### [DO THIS]
Give the total number of lines with the word "throughout" in them, and no other words.

### [TASK INPUT]
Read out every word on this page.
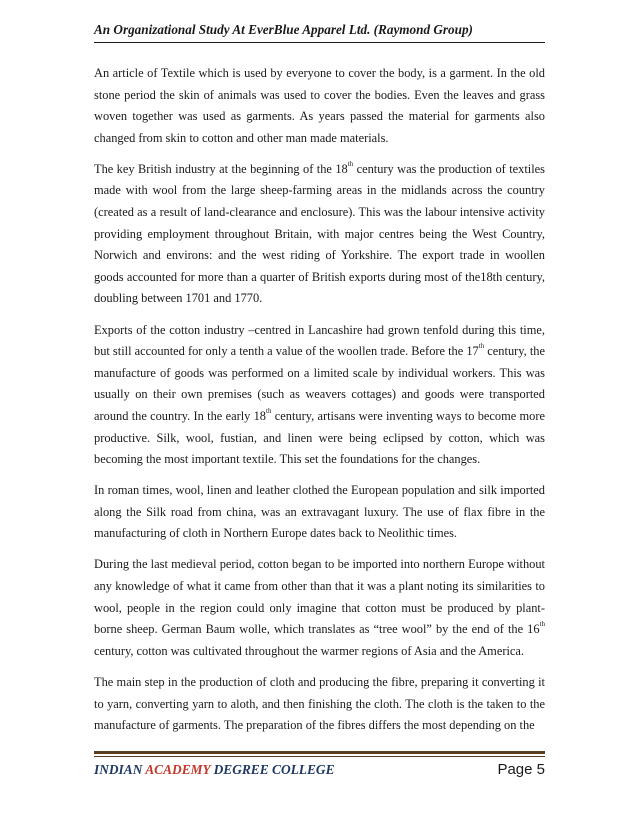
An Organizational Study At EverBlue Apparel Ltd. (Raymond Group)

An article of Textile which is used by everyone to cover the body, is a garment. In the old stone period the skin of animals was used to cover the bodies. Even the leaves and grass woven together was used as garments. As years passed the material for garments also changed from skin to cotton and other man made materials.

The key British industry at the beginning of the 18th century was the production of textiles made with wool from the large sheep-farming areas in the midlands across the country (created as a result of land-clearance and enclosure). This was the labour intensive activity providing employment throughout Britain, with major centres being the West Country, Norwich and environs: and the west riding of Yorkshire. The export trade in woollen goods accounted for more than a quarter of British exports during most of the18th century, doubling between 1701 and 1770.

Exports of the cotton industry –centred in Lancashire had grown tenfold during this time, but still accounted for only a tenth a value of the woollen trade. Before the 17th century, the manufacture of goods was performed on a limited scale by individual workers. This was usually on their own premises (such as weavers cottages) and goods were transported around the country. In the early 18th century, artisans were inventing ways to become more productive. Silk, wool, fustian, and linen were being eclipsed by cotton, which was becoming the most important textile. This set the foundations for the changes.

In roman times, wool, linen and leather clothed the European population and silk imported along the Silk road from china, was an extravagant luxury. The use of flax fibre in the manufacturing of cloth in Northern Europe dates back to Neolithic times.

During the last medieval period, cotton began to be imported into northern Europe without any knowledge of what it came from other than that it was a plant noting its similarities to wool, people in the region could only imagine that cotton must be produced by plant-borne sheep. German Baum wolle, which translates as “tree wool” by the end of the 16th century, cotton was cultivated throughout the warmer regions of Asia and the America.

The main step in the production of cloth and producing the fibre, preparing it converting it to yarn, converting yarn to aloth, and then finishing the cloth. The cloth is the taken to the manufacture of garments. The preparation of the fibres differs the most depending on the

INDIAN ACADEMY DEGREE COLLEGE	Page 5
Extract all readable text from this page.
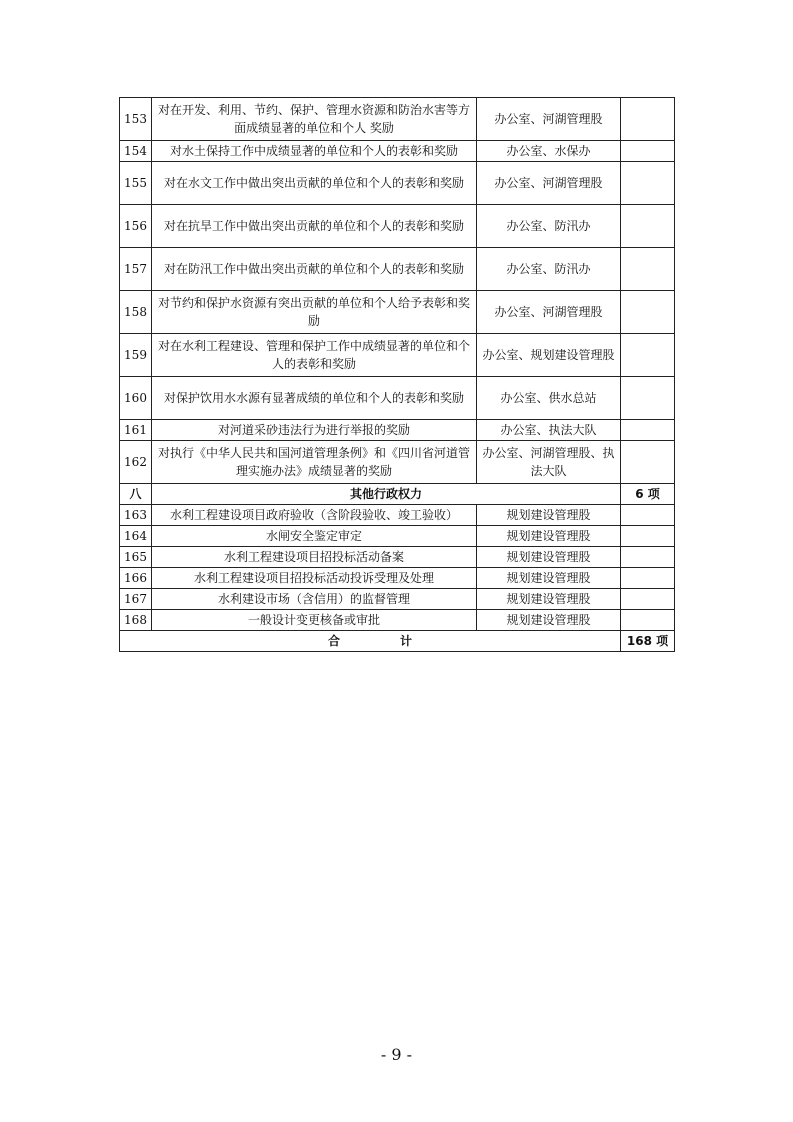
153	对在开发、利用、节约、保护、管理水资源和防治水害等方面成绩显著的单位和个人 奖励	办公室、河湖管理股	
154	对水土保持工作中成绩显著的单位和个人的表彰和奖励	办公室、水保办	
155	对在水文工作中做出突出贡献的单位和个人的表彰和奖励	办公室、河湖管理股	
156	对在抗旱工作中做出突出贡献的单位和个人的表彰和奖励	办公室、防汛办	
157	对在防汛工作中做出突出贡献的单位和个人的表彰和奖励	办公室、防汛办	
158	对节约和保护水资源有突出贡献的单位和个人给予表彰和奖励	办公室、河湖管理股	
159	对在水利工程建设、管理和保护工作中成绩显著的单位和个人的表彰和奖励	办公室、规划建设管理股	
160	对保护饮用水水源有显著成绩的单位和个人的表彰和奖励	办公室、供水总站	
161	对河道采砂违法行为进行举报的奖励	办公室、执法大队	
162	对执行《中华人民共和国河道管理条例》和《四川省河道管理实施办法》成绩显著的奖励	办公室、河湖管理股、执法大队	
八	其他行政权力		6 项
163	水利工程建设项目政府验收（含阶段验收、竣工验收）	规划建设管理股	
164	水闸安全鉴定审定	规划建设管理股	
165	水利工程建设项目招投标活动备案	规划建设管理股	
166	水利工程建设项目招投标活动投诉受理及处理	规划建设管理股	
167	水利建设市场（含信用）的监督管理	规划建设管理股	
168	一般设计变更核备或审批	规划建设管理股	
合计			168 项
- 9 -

### [FINISHED ANSWER]
2